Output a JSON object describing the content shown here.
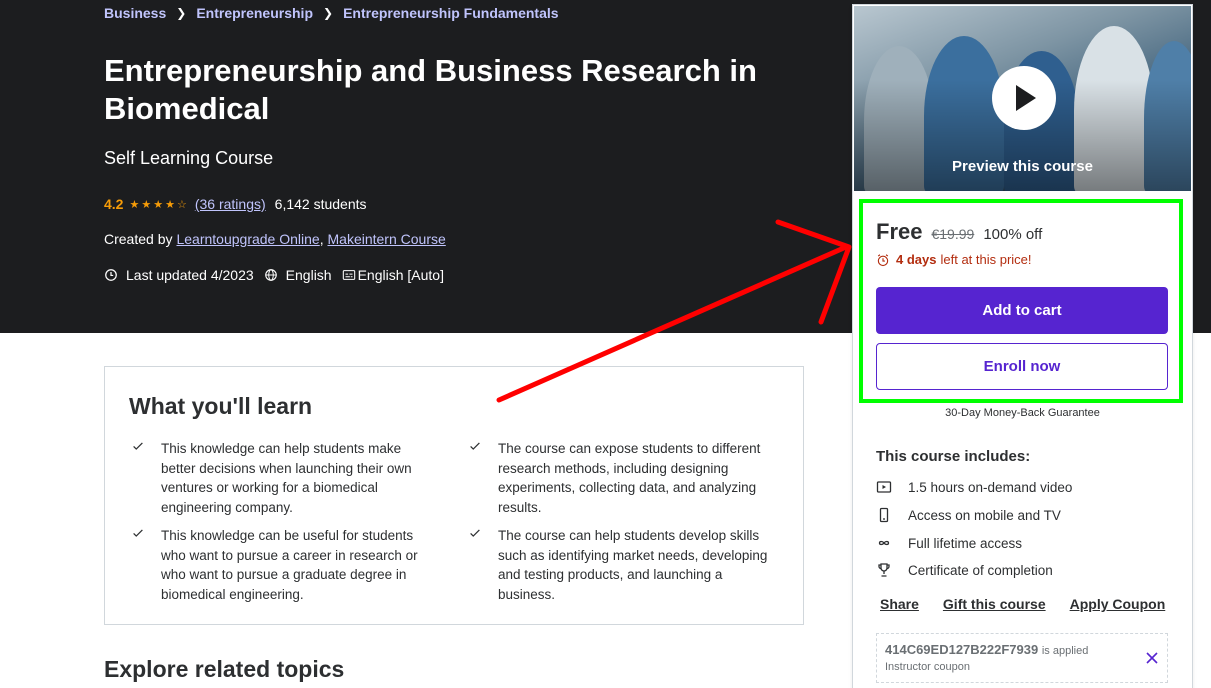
{
  "breadcrumb": [
    "Business",
    "Entrepreneurship",
    "Entrepreneurship Fundamentals"
  ],
  "course": {
    "title": "Entrepreneurship and Business Research in Biomedical",
    "subtitle": "Self Learning Course",
    "rating": "4.2",
    "rating_count": "(36 ratings)",
    "students": "6,142 students",
    "created_label": "Created by",
    "instructors": [
      "Learntoupgrade Online",
      "Makeintern Course"
    ],
    "last_updated": "Last updated 4/2023",
    "language": "English",
    "captions": "English [Auto]"
  },
  "learn": {
    "title": "What you'll learn",
    "items": [
      "This knowledge can help students make better decisions when launching their own ventures or working for a biomedical engineering company.",
      "The course can expose students to different research methods, including designing experiments, collecting data, and analyzing results.",
      "This knowledge can be useful for students who want to pursue a career in research or who want to pursue a graduate degree in biomedical engineering.",
      "The course can help students develop skills such as identifying market needs, developing and testing products, and launching a business."
    ]
  },
  "related_title": "Explore related topics",
  "sidebar": {
    "preview_label": "Preview this course",
    "price": "Free",
    "original_price": "€19.99",
    "discount": "100% off",
    "timer_bold": "4 days",
    "timer_rest": "left at this price!",
    "add_to_cart": "Add to cart",
    "enroll_now": "Enroll now",
    "guarantee": "30-Day Money-Back Guarantee",
    "includes_title": "This course includes:",
    "includes": [
      {
        "icon": "video-icon",
        "label": "1.5 hours on-demand video"
      },
      {
        "icon": "mobile-icon",
        "label": "Access on mobile and TV"
      },
      {
        "icon": "infinity-icon",
        "label": "Full lifetime access"
      },
      {
        "icon": "trophy-icon",
        "label": "Certificate of completion"
      }
    ],
    "links": [
      "Share",
      "Gift this course",
      "Apply Coupon"
    ],
    "coupon_code": "414C69ED127B222F7939",
    "coupon_applied": "is applied",
    "coupon_type": "Instructor coupon"
  },
  "colors": {
    "hero_bg": "#1c1d1f",
    "brand_purple": "#5624d0",
    "star": "#f69c08",
    "link": "#c0c4fc",
    "timer": "#b32d0f",
    "highlight": "#00ff00",
    "arrow": "#ff0000"
  }
}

------

All entries must be written out again exactly as given, with no pictures in the copy.

# ANSWER TO THIS PROBLEM
Output a JSON object describing the content shown here.
{
  "breadcrumb": [
    "Business",
    "Entrepreneurship",
    "Entrepreneurship Fundamentals"
  ],
  "course": {
    "title": "Entrepreneurship and Business Research in Biomedical",
    "subtitle": "Self Learning Course",
    "rating": "4.2",
    "rating_count": "(36 ratings)",
    "students": "6,142 students",
    "created_label": "Created by",
    "instructors": [
      "Learntoupgrade Online",
      "Makeintern Course"
    ],
    "last_updated": "Last updated 4/2023",
    "language": "English",
    "captions": "English [Auto]"
  },
  "learn": {
    "title": "What you'll learn",
    "items": [
      "This knowledge can help students make better decisions when launching their own ventures or working for a biomedical engineering company.",
      "The course can expose students to different research methods, including designing experiments, collecting data, and analyzing results.",
      "This knowledge can be useful for students who want to pursue a career in research or who want to pursue a graduate degree in biomedical engineering.",
      "The course can help students develop skills such as identifying market needs, developing and testing products, and launching a business."
    ]
  },
  "related_title": "Explore related topics",
  "sidebar": {
    "preview_label": "Preview this course",
    "price": "Free",
    "original_price": "€19.99",
    "discount": "100% off",
    "timer_bold": "4 days",
    "timer_rest": "left at this price!",
    "add_to_cart": "Add to cart",
    "enroll_now": "Enroll now",
    "guarantee": "30-Day Money-Back Guarantee",
    "includes_title": "This course includes:",
    "includes": [
      {
        "icon": "video-icon",
        "label": "1.5 hours on-demand video"
      },
      {
        "icon": "mobile-icon",
        "label": "Access on mobile and TV"
      },
      {
        "icon": "infinity-icon",
        "label": "Full lifetime access"
      },
      {
        "icon": "trophy-icon",
        "label": "Certificate of completion"
      }
    ],
    "links": [
      "Share",
      "Gift this course",
      "Apply Coupon"
    ],
    "coupon_code": "414C69ED127B222F7939",
    "coupon_applied": "is applied",
    "coupon_type": "Instructor coupon"
  },
  "colors": {
    "hero_bg": "#1c1d1f",
    "brand_purple": "#5624d0",
    "star": "#f69c08",
    "link": "#c0c4fc",
    "timer": "#b32d0f",
    "highlight": "#00ff00",
    "arrow": "#ff0000"
  }
}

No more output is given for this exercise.